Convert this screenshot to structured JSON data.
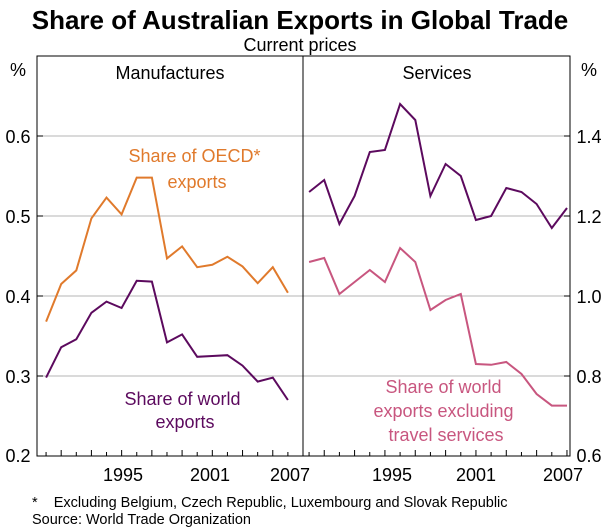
{
  "chart_data": {
    "type": "line",
    "title": "Share of Australian Exports in Global Trade",
    "subtitle": "Current prices",
    "left_unit": "%",
    "right_unit": "%",
    "left_axis": {
      "ylim": [
        0.2,
        0.7
      ],
      "ticks": [
        "0.2",
        "0.3",
        "0.4",
        "0.5",
        "0.6"
      ]
    },
    "right_axis": {
      "ylim": [
        0.6,
        1.6
      ],
      "ticks": [
        "0.6",
        "0.8",
        "1.0",
        "1.2",
        "1.4"
      ]
    },
    "x_ticks": [
      "1995",
      "2001",
      "2007"
    ],
    "panels": [
      {
        "title": "Manufactures",
        "axis": "left",
        "xlim": [
          1989.4,
          2007.0
        ],
        "series": [
          {
            "name": "Share of OECD* exports",
            "label_lines": [
              "Share of OECD*",
              "exports"
            ],
            "color": "#e07a2c",
            "x": [
              1990,
              1991,
              1992,
              1993,
              1994,
              1995,
              1996,
              1997,
              1998,
              1999,
              2000,
              2001,
              2002,
              2003,
              2004,
              2005,
              2006
            ],
            "values": [
              0.368,
              0.415,
              0.432,
              0.497,
              0.523,
              0.502,
              0.548,
              0.548,
              0.447,
              0.462,
              0.436,
              0.439,
              0.449,
              0.437,
              0.416,
              0.436,
              0.404
            ]
          },
          {
            "name": "Share of world exports",
            "label_lines": [
              "Share of world",
              "exports"
            ],
            "color": "#5c0a5e",
            "x": [
              1990,
              1991,
              1992,
              1993,
              1994,
              1995,
              1996,
              1997,
              1998,
              1999,
              2000,
              2001,
              2002,
              2003,
              2004,
              2005,
              2006
            ],
            "values": [
              0.298,
              0.336,
              0.346,
              0.379,
              0.393,
              0.385,
              0.419,
              0.418,
              0.342,
              0.352,
              0.324,
              0.325,
              0.326,
              0.313,
              0.293,
              0.298,
              0.27
            ]
          }
        ]
      },
      {
        "title": "Services",
        "axis": "right",
        "xlim": [
          1989.6,
          2007.2
        ],
        "series": [
          {
            "name": "Share of world exports",
            "label_lines": [],
            "color": "#5c0a5e",
            "x": [
              1990,
              1991,
              1992,
              1993,
              1994,
              1995,
              1996,
              1997,
              1998,
              1999,
              2000,
              2001,
              2002,
              2003,
              2004,
              2005,
              2006,
              2007
            ],
            "values": [
              1.26,
              1.29,
              1.18,
              1.25,
              1.36,
              1.365,
              1.48,
              1.44,
              1.25,
              1.33,
              1.3,
              1.19,
              1.2,
              1.27,
              1.26,
              1.23,
              1.17,
              1.22
            ]
          },
          {
            "name": "Share of world exports excluding travel services",
            "label_lines": [
              "Share of world",
              "exports excluding",
              "travel services"
            ],
            "color": "#c8567f",
            "x": [
              1990,
              1991,
              1992,
              1993,
              1994,
              1995,
              1996,
              1997,
              1998,
              1999,
              2000,
              2001,
              2002,
              2003,
              2004,
              2005,
              2006,
              2007
            ],
            "values": [
              1.085,
              1.095,
              1.005,
              1.035,
              1.065,
              1.035,
              1.12,
              1.085,
              0.965,
              0.99,
              1.005,
              0.83,
              0.828,
              0.835,
              0.805,
              0.755,
              0.726,
              0.726
            ]
          }
        ]
      }
    ],
    "footnotes": [
      "*    Excluding Belgium, Czech Republic, Luxembourg and Slovak Republic",
      "Source: World Trade Organization"
    ]
  }
}
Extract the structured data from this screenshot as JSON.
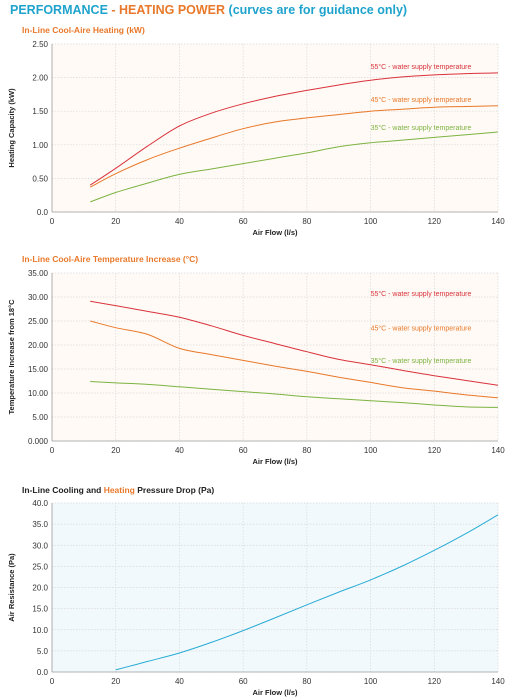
{
  "header": {
    "part1": "PERFORMANCE",
    "part2": " - HEATING POWER",
    "part3": " (curves are for guidance only)"
  },
  "colors": {
    "brand_blue": "#1fa3cc",
    "brand_orange": "#e8782a",
    "series_55": "#d9323c",
    "series_45": "#e8782a",
    "series_35": "#7cb342",
    "pressure_line": "#29abd4",
    "warm_plot_bg": "#fffaf5",
    "cool_plot_bg": "#f1f9fd",
    "grid": "#d8d8d8"
  },
  "chart_data": [
    {
      "id": "heating",
      "type": "line",
      "title": "In-Line Cool-Aire Heating (kW)",
      "title_color": "#e8782a",
      "background": "warm",
      "xlabel": "Air Flow (l/s)",
      "ylabel": "Heating Capacity (kW)",
      "ylabel_color": "#e8782a",
      "xlim": [
        0,
        140
      ],
      "ylim": [
        0,
        2.5
      ],
      "xticks": [
        "0",
        "20",
        "40",
        "60",
        "80",
        "100",
        "120",
        "140"
      ],
      "yticks": [
        "0.0",
        "0.50",
        "1.00",
        "1.50",
        "2.00",
        "2.50"
      ],
      "grid": true,
      "series": [
        {
          "name": "55°C - water supply temperature",
          "color": "#d9323c",
          "x": [
            12,
            20,
            30,
            40,
            50,
            60,
            70,
            80,
            90,
            100,
            110,
            120,
            130,
            140
          ],
          "y": [
            0.4,
            0.65,
            0.98,
            1.28,
            1.47,
            1.61,
            1.72,
            1.81,
            1.89,
            1.96,
            2.01,
            2.04,
            2.06,
            2.07
          ],
          "label_at": [
            100,
            2.13
          ]
        },
        {
          "name": "45°C - water supply temperature",
          "color": "#e8782a",
          "x": [
            12,
            20,
            30,
            40,
            50,
            60,
            70,
            80,
            90,
            100,
            110,
            120,
            130,
            140
          ],
          "y": [
            0.37,
            0.57,
            0.78,
            0.95,
            1.1,
            1.24,
            1.34,
            1.4,
            1.45,
            1.5,
            1.53,
            1.56,
            1.57,
            1.58
          ],
          "label_at": [
            100,
            1.64
          ]
        },
        {
          "name": "35°C - water supply temperature",
          "color": "#7cb342",
          "x": [
            12,
            20,
            30,
            40,
            50,
            60,
            70,
            80,
            90,
            100,
            110,
            120,
            130,
            140
          ],
          "y": [
            0.15,
            0.29,
            0.43,
            0.56,
            0.64,
            0.72,
            0.8,
            0.88,
            0.97,
            1.03,
            1.07,
            1.11,
            1.15,
            1.19
          ],
          "label_at": [
            100,
            1.22
          ]
        }
      ]
    },
    {
      "id": "temperature",
      "type": "line",
      "title": "In-Line Cool-Aire Temperature Increase (°C)",
      "title_color": "#e8782a",
      "background": "warm",
      "xlabel": "Air Flow (l/s)",
      "ylabel": "Temperature Increase from 18°C",
      "ylabel_color": "#e8782a",
      "xlim": [
        0,
        140
      ],
      "ylim": [
        0,
        35
      ],
      "xticks": [
        "0",
        "20",
        "40",
        "60",
        "80",
        "100",
        "120",
        "140"
      ],
      "yticks": [
        "0.000",
        "5.00",
        "10.00",
        "15.00",
        "20.00",
        "25.00",
        "30.00",
        "35.00"
      ],
      "grid": true,
      "series": [
        {
          "name": "55°C - water supply temperature",
          "color": "#d9323c",
          "x": [
            12,
            20,
            30,
            40,
            50,
            60,
            70,
            80,
            90,
            100,
            110,
            120,
            130,
            140
          ],
          "y": [
            29.1,
            28.2,
            27.0,
            25.8,
            24.0,
            22.0,
            20.3,
            18.6,
            17.0,
            15.9,
            14.7,
            13.6,
            12.6,
            11.6
          ],
          "label_at": [
            100,
            30.2
          ]
        },
        {
          "name": "45°C - water supply temperature",
          "color": "#e8782a",
          "x": [
            12,
            20,
            30,
            40,
            50,
            60,
            70,
            80,
            90,
            100,
            110,
            120,
            130,
            140
          ],
          "y": [
            25.0,
            23.6,
            22.2,
            19.3,
            18.0,
            16.8,
            15.6,
            14.5,
            13.3,
            12.2,
            11.1,
            10.4,
            9.6,
            9.0
          ],
          "label_at": [
            100,
            23.0
          ]
        },
        {
          "name": "35°C - water supply temperature",
          "color": "#7cb342",
          "x": [
            12,
            20,
            30,
            40,
            50,
            60,
            70,
            80,
            90,
            100,
            110,
            120,
            130,
            140
          ],
          "y": [
            12.4,
            12.1,
            11.8,
            11.3,
            10.8,
            10.3,
            9.8,
            9.2,
            8.8,
            8.4,
            8.0,
            7.5,
            7.1,
            7.0
          ],
          "label_at": [
            100,
            16.3
          ]
        }
      ]
    },
    {
      "id": "pressure",
      "type": "line",
      "title_parts": [
        {
          "text": "In-Line Cooling and ",
          "color": "#222222"
        },
        {
          "text": "Heating",
          "color": "#e8782a"
        },
        {
          "text": " Pressure Drop (Pa)",
          "color": "#222222"
        }
      ],
      "background": "cool",
      "xlabel": "Air Flow (l/s)",
      "ylabel": "Air Resistance (Pa)",
      "ylabel_color": "#222222",
      "xlim": [
        0,
        140
      ],
      "ylim": [
        0,
        40
      ],
      "xticks": [
        "0",
        "20",
        "40",
        "60",
        "80",
        "100",
        "120",
        "140"
      ],
      "yticks": [
        "0.0",
        "5.0",
        "10.0",
        "15.0",
        "20.0",
        "25.0",
        "30.0",
        "35.0",
        "40.0"
      ],
      "grid": true,
      "series": [
        {
          "name": "",
          "color": "#29abd4",
          "x": [
            20,
            30,
            40,
            50,
            60,
            70,
            80,
            90,
            100,
            110,
            120,
            130,
            140
          ],
          "y": [
            0.5,
            2.5,
            4.5,
            7.0,
            9.8,
            12.8,
            15.9,
            18.9,
            21.8,
            25.1,
            28.8,
            32.8,
            37.2
          ]
        }
      ]
    }
  ]
}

--

▶ **Your task**:
Find every line that has "Share" in it, then return those lines.

▶ **Solution for this task**:
    "title": "Share of Australian Exports in Global Trade",
            "name": "Share of OECD* exports",
              "Share of OECD*",
            "name": "Share of world exports",
              "Share of world",
            "name": "Share of world exports",
            "name": "Share of world exports excluding travel services",
              "Share of world",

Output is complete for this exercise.